======== EXERCISE MATERIALS ========

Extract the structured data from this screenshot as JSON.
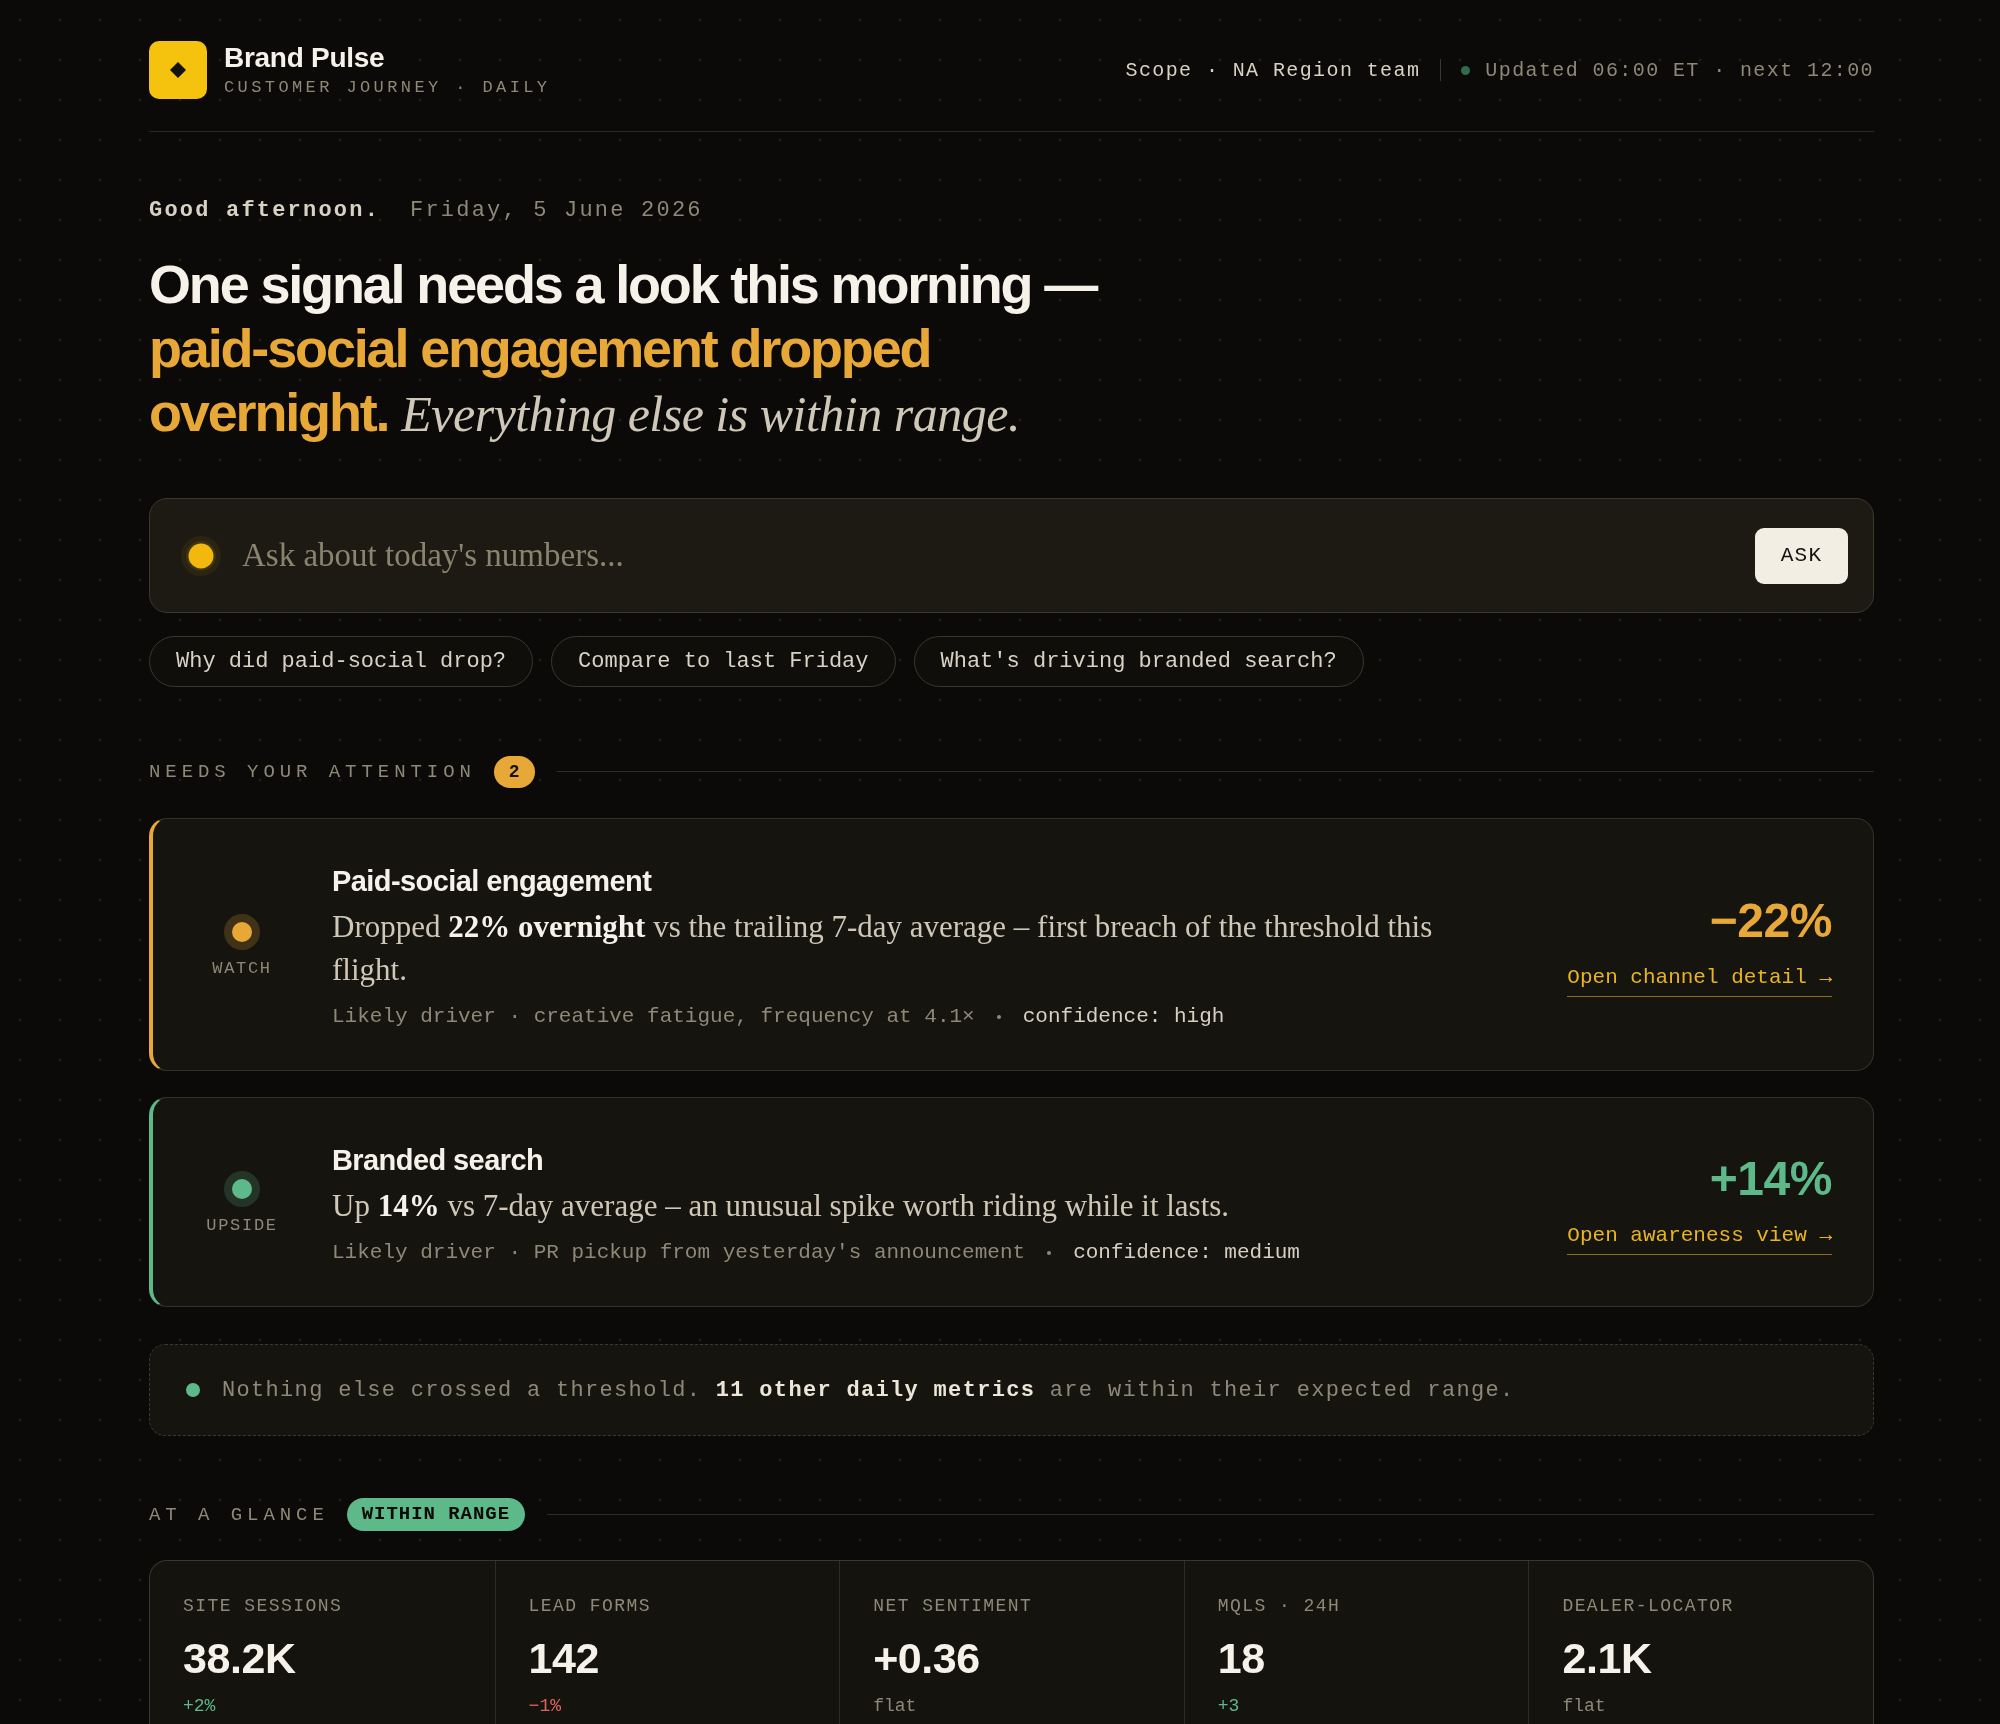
{
  "header": {
    "brand": "Brand Pulse",
    "subtitle": "CUSTOMER JOURNEY · DAILY",
    "scope": "Scope · NA Region team",
    "updated": "Updated 06:00 ET · next 12:00"
  },
  "greeting": {
    "salutation": "Good afternoon.",
    "date": "Friday, 5 June 2026"
  },
  "headline": {
    "lead": "One signal needs a look this morning —",
    "highlight": "paid-social engagement dropped overnight.",
    "tail": "Everything else is within range."
  },
  "ask": {
    "placeholder": "Ask about today's numbers...",
    "button": "ASK"
  },
  "suggestions": [
    "Why did paid-social drop?",
    "Compare to last Friday",
    "What's driving branded search?"
  ],
  "attention": {
    "title": "NEEDS YOUR ATTENTION",
    "count": "2",
    "cards": [
      {
        "status": "WATCH",
        "color": "#e8a838",
        "title": "Paid-social engagement",
        "body": "Dropped **22% overnight** vs the trailing 7-day average – first breach of the threshold this flight.",
        "driver": "Likely driver · creative fatigue, frequency at 4.1×",
        "confidence": "confidence: high",
        "change": "−22%",
        "link": "Open channel detail →"
      },
      {
        "status": "UPSIDE",
        "color": "#5db88a",
        "title": "Branded search",
        "body": "Up **14%** vs 7-day average – an unusual spike worth riding while it lasts.",
        "driver": "Likely driver · PR pickup from yesterday's announcement",
        "confidence": "confidence: medium",
        "change": "+14%",
        "link": "Open awareness view →"
      }
    ]
  },
  "note": "Nothing else crossed a threshold. **11 other daily metrics** are within their expected range.",
  "glance": {
    "title": "AT A GLANCE",
    "badge": "WITHIN RANGE",
    "metrics": [
      {
        "label": "SITE SESSIONS",
        "value": "38.2K",
        "delta": "+2%",
        "color": "#5db88a"
      },
      {
        "label": "LEAD FORMS",
        "value": "142",
        "delta": "−1%",
        "color": "#e0645c"
      },
      {
        "label": "NET SENTIMENT",
        "value": "+0.36",
        "delta": "flat",
        "color": "#8e8878"
      },
      {
        "label": "MQLS · 24H",
        "value": "18",
        "delta": "+3",
        "color": "#5db88a"
      },
      {
        "label": "DEALER-LOCATOR",
        "value": "2.1K",
        "delta": "flat",
        "color": "#8e8878"
      }
    ]
  }
}
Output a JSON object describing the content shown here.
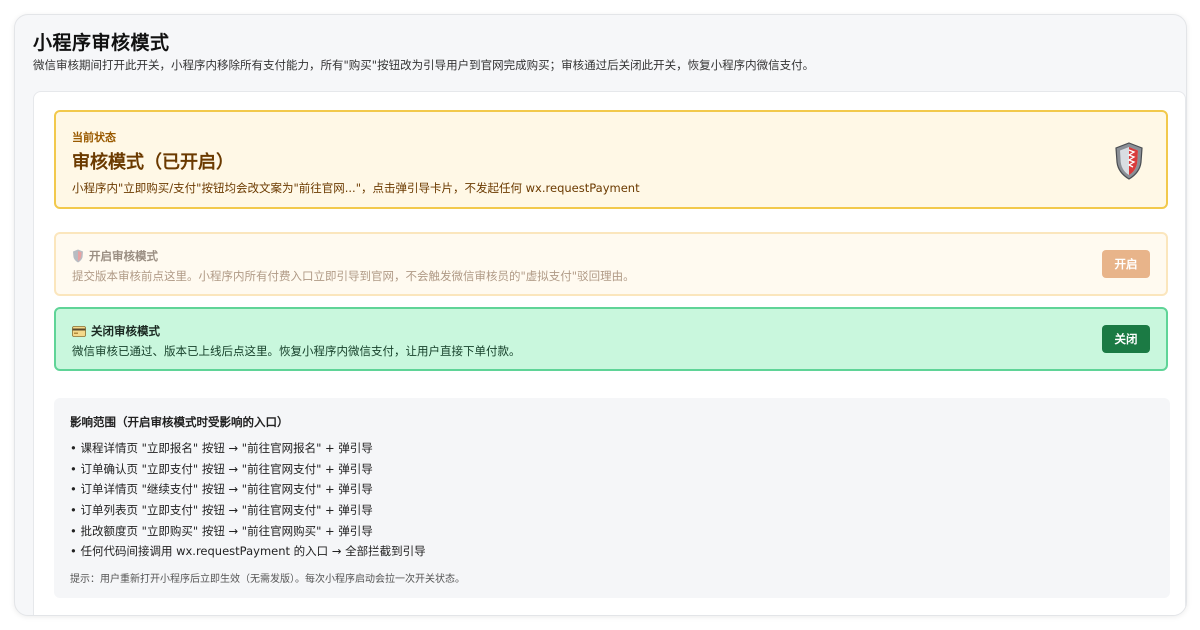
{
  "header": {
    "title": "小程序审核模式",
    "description": "微信审核期间打开此开关，小程序内移除所有支付能力，所有\"购买\"按钮改为引导用户到官网完成购买；审核通过后关闭此开关，恢复小程序内微信支付。"
  },
  "status": {
    "label": "当前状态",
    "title": "审核模式（已开启）",
    "description": "小程序内\"立即购买/支付\"按钮均会改文案为\"前往官网...\"，点击弹引导卡片，不发起任何 wx.requestPayment",
    "icon": "shield-icon"
  },
  "open_card": {
    "title": "开启审核模式",
    "description": "提交版本审核前点这里。小程序内所有付费入口立即引导到官网，不会触发微信审核员的\"虚拟支付\"驳回理由。",
    "button_label": "开启",
    "icon": "shield-icon"
  },
  "close_card": {
    "title": "关闭审核模式",
    "description": "微信审核已通过、版本已上线后点这里。恢复小程序内微信支付，让用户直接下单付款。",
    "button_label": "关闭",
    "icon": "credit-card-icon"
  },
  "scope": {
    "title": "影响范围（开启审核模式时受影响的入口）",
    "items": [
      "• 课程详情页 \"立即报名\" 按钮 → \"前往官网报名\" + 弹引导",
      "• 订单确认页 \"立即支付\" 按钮 → \"前往官网支付\" + 弹引导",
      "• 订单详情页 \"继续支付\" 按钮 → \"前往官网支付\" + 弹引导",
      "• 订单列表页 \"立即支付\" 按钮 → \"前往官网支付\" + 弹引导",
      "• 批改额度页 \"立即购买\" 按钮 → \"前往官网购买\" + 弹引导",
      "• 任何代码间接调用 wx.requestPayment 的入口 → 全部拦截到引导"
    ],
    "tip": "提示：用户重新打开小程序后立即生效（无需发版）。每次小程序启动会拉一次开关状态。"
  },
  "colors": {
    "status_bg": "#fff8e6",
    "status_border": "#f2c94c",
    "open_button": "#e8b48a",
    "close_button": "#1b7a44",
    "close_card_bg": "#c9f7dd"
  }
}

========

> **STATED TASK**: No pictures belong in the copy; quote exactly the lines from the line containing "Output a JSON" through the final line of the material, both ends included.

> **EXERCISE RESULT**:
Output a JSON object describing the content shown here.
{
  "header": {
    "title": "小程序审核模式",
    "description": "微信审核期间打开此开关，小程序内移除所有支付能力，所有\"购买\"按钮改为引导用户到官网完成购买；审核通过后关闭此开关，恢复小程序内微信支付。"
  },
  "status": {
    "label": "当前状态",
    "title": "审核模式（已开启）",
    "description": "小程序内\"立即购买/支付\"按钮均会改文案为\"前往官网...\"，点击弹引导卡片，不发起任何 wx.requestPayment",
    "icon": "shield-icon"
  },
  "open_card": {
    "title": "开启审核模式",
    "description": "提交版本审核前点这里。小程序内所有付费入口立即引导到官网，不会触发微信审核员的\"虚拟支付\"驳回理由。",
    "button_label": "开启",
    "icon": "shield-icon"
  },
  "close_card": {
    "title": "关闭审核模式",
    "description": "微信审核已通过、版本已上线后点这里。恢复小程序内微信支付，让用户直接下单付款。",
    "button_label": "关闭",
    "icon": "credit-card-icon"
  },
  "scope": {
    "title": "影响范围（开启审核模式时受影响的入口）",
    "items": [
      "• 课程详情页 \"立即报名\" 按钮 → \"前往官网报名\" + 弹引导",
      "• 订单确认页 \"立即支付\" 按钮 → \"前往官网支付\" + 弹引导",
      "• 订单详情页 \"继续支付\" 按钮 → \"前往官网支付\" + 弹引导",
      "• 订单列表页 \"立即支付\" 按钮 → \"前往官网支付\" + 弹引导",
      "• 批改额度页 \"立即购买\" 按钮 → \"前往官网购买\" + 弹引导",
      "• 任何代码间接调用 wx.requestPayment 的入口 → 全部拦截到引导"
    ],
    "tip": "提示：用户重新打开小程序后立即生效（无需发版）。每次小程序启动会拉一次开关状态。"
  },
  "colors": {
    "status_bg": "#fff8e6",
    "status_border": "#f2c94c",
    "open_button": "#e8b48a",
    "close_button": "#1b7a44",
    "close_card_bg": "#c9f7dd"
  }
}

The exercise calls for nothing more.